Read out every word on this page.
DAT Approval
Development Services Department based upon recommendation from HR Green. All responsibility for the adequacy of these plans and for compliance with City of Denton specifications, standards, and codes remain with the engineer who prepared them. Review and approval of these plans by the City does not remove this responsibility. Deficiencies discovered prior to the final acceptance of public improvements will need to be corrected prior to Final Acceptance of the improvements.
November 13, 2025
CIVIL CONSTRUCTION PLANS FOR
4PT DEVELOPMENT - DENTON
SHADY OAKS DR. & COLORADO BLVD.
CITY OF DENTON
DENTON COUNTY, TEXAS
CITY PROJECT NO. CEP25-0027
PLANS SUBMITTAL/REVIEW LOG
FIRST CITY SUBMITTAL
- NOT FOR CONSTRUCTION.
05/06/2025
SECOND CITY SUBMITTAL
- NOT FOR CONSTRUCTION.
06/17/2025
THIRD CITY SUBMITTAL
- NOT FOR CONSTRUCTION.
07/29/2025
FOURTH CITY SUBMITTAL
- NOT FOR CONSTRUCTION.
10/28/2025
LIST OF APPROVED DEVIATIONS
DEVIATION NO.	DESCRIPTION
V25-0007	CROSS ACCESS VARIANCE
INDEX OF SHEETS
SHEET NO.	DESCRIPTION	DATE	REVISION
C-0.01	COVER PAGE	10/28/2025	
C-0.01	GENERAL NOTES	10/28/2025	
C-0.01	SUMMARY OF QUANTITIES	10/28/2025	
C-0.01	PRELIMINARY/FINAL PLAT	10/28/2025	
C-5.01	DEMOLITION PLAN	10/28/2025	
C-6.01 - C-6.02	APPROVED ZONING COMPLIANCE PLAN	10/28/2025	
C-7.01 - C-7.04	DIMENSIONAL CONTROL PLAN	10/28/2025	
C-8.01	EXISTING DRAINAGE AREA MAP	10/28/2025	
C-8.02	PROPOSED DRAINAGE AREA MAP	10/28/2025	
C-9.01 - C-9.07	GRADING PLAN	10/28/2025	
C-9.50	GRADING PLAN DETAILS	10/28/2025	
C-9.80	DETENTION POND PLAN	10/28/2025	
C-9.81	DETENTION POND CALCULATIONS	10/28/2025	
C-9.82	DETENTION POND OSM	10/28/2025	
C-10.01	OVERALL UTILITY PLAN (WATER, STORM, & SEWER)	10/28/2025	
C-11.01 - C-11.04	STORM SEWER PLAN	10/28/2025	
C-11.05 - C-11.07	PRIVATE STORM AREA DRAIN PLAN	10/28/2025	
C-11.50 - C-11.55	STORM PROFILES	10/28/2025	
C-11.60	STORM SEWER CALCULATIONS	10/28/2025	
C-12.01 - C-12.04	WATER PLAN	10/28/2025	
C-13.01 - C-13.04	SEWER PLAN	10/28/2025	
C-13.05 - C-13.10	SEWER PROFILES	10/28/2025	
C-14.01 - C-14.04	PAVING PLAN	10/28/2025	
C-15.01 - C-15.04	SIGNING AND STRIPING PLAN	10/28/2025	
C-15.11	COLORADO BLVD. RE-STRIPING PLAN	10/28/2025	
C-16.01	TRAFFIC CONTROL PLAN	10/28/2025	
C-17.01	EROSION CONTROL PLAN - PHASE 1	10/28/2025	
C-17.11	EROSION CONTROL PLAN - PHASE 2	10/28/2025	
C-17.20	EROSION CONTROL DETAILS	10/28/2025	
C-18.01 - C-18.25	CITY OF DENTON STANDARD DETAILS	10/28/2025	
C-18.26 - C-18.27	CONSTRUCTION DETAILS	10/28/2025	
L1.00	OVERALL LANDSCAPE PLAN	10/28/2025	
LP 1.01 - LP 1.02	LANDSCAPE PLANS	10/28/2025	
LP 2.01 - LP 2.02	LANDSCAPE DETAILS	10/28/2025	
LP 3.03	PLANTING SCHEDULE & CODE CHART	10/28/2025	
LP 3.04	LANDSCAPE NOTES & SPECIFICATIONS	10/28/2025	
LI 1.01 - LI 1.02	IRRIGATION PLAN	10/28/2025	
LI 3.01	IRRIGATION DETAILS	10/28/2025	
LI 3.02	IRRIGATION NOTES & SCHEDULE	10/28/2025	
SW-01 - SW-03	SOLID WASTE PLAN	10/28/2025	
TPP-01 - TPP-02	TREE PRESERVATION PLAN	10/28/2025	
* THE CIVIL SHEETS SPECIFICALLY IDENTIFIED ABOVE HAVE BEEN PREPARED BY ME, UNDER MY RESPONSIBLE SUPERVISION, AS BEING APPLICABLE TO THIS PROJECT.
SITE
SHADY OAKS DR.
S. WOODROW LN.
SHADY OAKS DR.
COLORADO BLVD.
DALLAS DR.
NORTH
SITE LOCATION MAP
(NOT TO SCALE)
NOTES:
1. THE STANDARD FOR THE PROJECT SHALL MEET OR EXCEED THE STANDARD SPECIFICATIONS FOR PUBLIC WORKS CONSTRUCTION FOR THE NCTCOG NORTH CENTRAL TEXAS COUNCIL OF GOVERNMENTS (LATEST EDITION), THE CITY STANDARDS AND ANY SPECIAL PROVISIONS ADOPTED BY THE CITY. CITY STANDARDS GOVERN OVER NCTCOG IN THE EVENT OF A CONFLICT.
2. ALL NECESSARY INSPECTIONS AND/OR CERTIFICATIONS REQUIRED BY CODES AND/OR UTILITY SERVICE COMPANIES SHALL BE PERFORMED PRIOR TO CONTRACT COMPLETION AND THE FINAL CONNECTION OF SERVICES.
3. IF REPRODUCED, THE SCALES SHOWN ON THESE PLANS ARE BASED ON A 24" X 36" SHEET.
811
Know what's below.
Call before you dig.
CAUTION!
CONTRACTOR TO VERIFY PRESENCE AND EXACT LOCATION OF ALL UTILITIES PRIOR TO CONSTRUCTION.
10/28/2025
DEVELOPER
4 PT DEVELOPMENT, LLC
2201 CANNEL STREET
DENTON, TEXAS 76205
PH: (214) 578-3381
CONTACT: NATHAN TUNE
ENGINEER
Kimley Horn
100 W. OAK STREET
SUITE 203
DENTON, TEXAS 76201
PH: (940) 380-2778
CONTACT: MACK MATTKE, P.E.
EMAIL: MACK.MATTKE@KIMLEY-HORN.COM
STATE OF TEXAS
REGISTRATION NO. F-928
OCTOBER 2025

###

Your task: Collect, from the material above, every line containing the word "GRADING".

Full answer:
C-9.01 - C-9.07	GRADING PLAN	10/28/2025	
C-9.50	GRADING PLAN DETAILS	10/28/2025	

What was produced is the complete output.